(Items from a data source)
-- -- --

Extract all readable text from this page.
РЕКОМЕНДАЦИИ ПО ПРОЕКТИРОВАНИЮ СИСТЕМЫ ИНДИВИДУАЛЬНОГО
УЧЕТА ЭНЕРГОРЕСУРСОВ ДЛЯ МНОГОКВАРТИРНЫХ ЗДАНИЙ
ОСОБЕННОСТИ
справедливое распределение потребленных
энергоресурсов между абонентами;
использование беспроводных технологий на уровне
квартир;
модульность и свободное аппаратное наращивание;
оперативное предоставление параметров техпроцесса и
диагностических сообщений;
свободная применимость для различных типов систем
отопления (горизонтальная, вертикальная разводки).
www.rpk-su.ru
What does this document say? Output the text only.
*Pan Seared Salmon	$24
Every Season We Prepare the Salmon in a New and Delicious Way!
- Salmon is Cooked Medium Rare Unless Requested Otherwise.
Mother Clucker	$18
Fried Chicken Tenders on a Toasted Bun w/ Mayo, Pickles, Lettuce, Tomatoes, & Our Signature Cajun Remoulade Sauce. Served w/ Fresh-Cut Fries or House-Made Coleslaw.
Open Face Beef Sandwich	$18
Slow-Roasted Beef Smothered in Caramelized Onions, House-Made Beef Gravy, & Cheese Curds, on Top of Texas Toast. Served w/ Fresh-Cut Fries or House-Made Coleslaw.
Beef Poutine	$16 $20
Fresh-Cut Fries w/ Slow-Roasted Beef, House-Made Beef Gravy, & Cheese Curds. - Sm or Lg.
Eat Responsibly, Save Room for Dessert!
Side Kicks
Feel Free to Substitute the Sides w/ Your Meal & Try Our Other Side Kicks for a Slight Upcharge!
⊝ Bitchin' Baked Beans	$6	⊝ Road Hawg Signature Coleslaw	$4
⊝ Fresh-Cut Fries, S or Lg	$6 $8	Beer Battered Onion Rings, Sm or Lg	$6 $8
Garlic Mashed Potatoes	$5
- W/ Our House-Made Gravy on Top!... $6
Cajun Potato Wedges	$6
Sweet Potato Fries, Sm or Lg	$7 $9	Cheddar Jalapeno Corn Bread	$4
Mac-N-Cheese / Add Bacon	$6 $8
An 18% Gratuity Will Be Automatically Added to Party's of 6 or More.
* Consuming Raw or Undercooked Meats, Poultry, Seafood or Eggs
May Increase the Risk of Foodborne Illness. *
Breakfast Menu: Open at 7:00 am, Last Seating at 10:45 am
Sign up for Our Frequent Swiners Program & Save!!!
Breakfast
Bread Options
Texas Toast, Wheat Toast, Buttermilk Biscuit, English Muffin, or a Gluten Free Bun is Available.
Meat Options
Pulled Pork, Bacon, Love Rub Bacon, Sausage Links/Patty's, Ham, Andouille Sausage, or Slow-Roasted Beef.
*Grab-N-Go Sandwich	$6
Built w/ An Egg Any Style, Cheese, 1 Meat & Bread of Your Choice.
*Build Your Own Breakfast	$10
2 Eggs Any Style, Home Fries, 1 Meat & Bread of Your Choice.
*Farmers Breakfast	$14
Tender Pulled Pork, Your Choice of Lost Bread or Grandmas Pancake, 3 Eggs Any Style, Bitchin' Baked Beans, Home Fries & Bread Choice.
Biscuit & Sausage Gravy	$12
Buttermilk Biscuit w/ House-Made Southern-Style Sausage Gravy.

-- -- --

WHAT YOU SHOULD DO
Copy out every line of the data above, exactly as given.

RESPONSE
Extract all readable text from this page.
РЕКОМЕНДАЦИИ ПО ПРОЕКТИРОВАНИЮ СИСТЕМЫ ИНДИВИДУАЛЬНОГО
УЧЕТА ЭНЕРГОРЕСУРСОВ ДЛЯ МНОГОКВАРТИРНЫХ ЗДАНИЙ
ОСОБЕННОСТИ
справедливое распределение потребленных
энергоресурсов между абонентами;
использование беспроводных технологий на уровне
квартир;
модульность и свободное аппаратное наращивание;
оперативное предоставление параметров техпроцесса и
диагностических сообщений;
свободная применимость для различных типов систем
отопления (горизонтальная, вертикальная разводки).
www.rpk-su.ru
What does this document say? Output the text only.
*Pan Seared Salmon	$24
Every Season We Prepare the Salmon in a New and Delicious Way!
- Salmon is Cooked Medium Rare Unless Requested Otherwise.
Mother Clucker	$18
Fried Chicken Tenders on a Toasted Bun w/ Mayo, Pickles, Lettuce, Tomatoes, & Our Signature Cajun Remoulade Sauce. Served w/ Fresh-Cut Fries or House-Made Coleslaw.
Open Face Beef Sandwich	$18
Slow-Roasted Beef Smothered in Caramelized Onions, House-Made Beef Gravy, & Cheese Curds, on Top of Texas Toast. Served w/ Fresh-Cut Fries or House-Made Coleslaw.
Beef Poutine	$16 $20
Fresh-Cut Fries w/ Slow-Roasted Beef, House-Made Beef Gravy, & Cheese Curds. - Sm or Lg.
Eat Responsibly, Save Room for Dessert!
Side Kicks
Feel Free to Substitute the Sides w/ Your Meal & Try Our Other Side Kicks for a Slight Upcharge!
⊝ Bitchin' Baked Beans	$6	⊝ Road Hawg Signature Coleslaw	$4
⊝ Fresh-Cut Fries, S or Lg	$6 $8	Beer Battered Onion Rings, Sm or Lg	$6 $8
Garlic Mashed Potatoes	$5
- W/ Our House-Made Gravy on Top!... $6
Cajun Potato Wedges	$6
Sweet Potato Fries, Sm or Lg	$7 $9	Cheddar Jalapeno Corn Bread	$4
Mac-N-Cheese / Add Bacon	$6 $8
An 18% Gratuity Will Be Automatically Added to Party's of 6 or More.
* Consuming Raw or Undercooked Meats, Poultry, Seafood or Eggs
May Increase the Risk of Foodborne Illness. *
Breakfast Menu: Open at 7:00 am, Last Seating at 10:45 am
Sign up for Our Frequent Swiners Program & Save!!!
Breakfast
Bread Options
Texas Toast, Wheat Toast, Buttermilk Biscuit, English Muffin, or a Gluten Free Bun is Available.
Meat Options
Pulled Pork, Bacon, Love Rub Bacon, Sausage Links/Patty's, Ham, Andouille Sausage, or Slow-Roasted Beef.
*Grab-N-Go Sandwich	$6
Built w/ An Egg Any Style, Cheese, 1 Meat & Bread of Your Choice.
*Build Your Own Breakfast	$10
2 Eggs Any Style, Home Fries, 1 Meat & Bread of Your Choice.
*Farmers Breakfast	$14
Tender Pulled Pork, Your Choice of Lost Bread or Grandmas Pancake, 3 Eggs Any Style, Bitchin' Baked Beans, Home Fries & Bread Choice.
Biscuit & Sausage Gravy	$12
Buttermilk Biscuit w/ House-Made Southern-Style Sausage Gravy.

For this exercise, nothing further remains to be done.